-- WHAT YOU NEED TO DO --
Copy only this range: the line with "What data populates" through the final line of the material, inclusive at both ends.

-- SUPPLIED ENTRIES --
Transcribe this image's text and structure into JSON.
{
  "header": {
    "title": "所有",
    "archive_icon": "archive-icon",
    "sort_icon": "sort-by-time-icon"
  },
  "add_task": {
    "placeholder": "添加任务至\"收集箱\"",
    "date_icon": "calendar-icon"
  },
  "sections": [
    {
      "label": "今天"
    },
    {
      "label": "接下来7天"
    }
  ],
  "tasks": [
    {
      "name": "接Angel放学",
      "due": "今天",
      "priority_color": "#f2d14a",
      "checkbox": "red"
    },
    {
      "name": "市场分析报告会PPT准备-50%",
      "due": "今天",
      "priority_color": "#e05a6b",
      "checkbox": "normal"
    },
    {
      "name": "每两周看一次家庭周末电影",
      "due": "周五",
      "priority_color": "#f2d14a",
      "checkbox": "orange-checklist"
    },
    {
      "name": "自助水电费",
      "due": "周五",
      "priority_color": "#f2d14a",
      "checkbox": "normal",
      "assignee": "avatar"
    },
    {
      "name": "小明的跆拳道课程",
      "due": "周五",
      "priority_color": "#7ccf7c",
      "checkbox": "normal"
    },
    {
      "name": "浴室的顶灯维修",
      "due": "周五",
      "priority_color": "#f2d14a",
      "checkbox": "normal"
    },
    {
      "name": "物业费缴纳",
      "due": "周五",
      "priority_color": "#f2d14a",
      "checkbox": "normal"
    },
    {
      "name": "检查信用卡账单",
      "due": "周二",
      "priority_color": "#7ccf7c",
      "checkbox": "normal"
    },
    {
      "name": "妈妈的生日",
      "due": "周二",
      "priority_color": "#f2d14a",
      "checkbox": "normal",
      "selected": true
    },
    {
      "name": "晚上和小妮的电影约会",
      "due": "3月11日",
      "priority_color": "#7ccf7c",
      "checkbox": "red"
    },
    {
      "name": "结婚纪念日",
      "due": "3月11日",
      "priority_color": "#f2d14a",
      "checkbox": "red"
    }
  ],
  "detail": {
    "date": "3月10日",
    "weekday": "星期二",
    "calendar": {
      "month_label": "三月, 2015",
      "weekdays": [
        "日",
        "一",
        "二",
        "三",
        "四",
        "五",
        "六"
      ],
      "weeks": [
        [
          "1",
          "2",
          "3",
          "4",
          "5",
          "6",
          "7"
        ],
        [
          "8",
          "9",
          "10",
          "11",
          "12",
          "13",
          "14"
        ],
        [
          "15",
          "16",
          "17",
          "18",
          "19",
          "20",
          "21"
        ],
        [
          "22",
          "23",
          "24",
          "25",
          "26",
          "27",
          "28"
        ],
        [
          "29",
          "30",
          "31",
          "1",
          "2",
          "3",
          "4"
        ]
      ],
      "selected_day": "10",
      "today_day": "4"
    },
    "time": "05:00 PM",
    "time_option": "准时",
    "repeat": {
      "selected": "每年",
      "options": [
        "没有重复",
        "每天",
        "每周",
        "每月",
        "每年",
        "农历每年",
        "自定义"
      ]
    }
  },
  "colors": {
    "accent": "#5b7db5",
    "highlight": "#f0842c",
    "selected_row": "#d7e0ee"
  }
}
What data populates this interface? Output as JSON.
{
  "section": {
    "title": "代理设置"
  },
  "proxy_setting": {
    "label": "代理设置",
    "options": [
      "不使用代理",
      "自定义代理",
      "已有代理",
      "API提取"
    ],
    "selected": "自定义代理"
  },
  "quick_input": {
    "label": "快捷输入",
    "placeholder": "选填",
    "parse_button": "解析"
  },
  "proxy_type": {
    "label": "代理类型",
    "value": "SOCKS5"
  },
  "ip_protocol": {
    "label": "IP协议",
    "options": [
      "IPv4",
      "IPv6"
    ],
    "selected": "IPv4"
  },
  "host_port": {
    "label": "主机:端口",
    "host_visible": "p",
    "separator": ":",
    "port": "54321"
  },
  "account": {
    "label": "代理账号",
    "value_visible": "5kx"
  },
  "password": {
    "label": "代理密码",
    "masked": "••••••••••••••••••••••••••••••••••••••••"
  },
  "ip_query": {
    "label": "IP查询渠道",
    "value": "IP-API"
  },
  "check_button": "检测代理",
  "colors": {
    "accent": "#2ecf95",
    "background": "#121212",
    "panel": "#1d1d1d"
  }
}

-- PROBLEM SOLUTION --
What data populates this interface? Output as JSON.
{
  "section": {
    "title": "代理设置"
  },
  "proxy_setting": {
    "label": "代理设置",
    "options": [
      "不使用代理",
      "自定义代理",
      "已有代理",
      "API提取"
    ],
    "selected": "自定义代理"
  },
  "quick_input": {
    "label": "快捷输入",
    "placeholder": "选填",
    "parse_button": "解析"
  },
  "proxy_type": {
    "label": "代理类型",
    "value": "SOCKS5"
  },
  "ip_protocol": {
    "label": "IP协议",
    "options": [
      "IPv4",
      "IPv6"
    ],
    "selected": "IPv4"
  },
  "host_port": {
    "label": "主机:端口",
    "host_visible": "p",
    "separator": ":",
    "port": "54321"
  },
  "account": {
    "label": "代理账号",
    "value_visible": "5kx"
  },
  "password": {
    "label": "代理密码",
    "masked": "••••••••••••••••••••••••••••••••••••••••"
  },
  "ip_query": {
    "label": "IP查询渠道",
    "value": "IP-API"
  },
  "check_button": "检测代理",
  "colors": {
    "accent": "#2ecf95",
    "background": "#121212",
    "panel": "#1d1d1d"
  }
}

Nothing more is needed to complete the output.